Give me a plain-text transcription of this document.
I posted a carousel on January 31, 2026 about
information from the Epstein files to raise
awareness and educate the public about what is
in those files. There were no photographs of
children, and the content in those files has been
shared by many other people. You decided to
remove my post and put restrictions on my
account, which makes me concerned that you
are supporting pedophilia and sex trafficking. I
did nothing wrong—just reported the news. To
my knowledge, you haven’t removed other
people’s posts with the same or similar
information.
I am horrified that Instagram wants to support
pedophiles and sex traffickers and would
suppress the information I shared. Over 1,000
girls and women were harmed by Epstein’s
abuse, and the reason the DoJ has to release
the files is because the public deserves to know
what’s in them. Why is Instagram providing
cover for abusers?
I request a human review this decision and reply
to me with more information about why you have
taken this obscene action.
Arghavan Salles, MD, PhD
:::
_Goal of the exercise:_ Copy out all lines above that include the string "files".

_Reply:_
information from the Epstein files to raise
in those files. There were no photographs of
children, and the content in those files has been
the files is because the public deserves to know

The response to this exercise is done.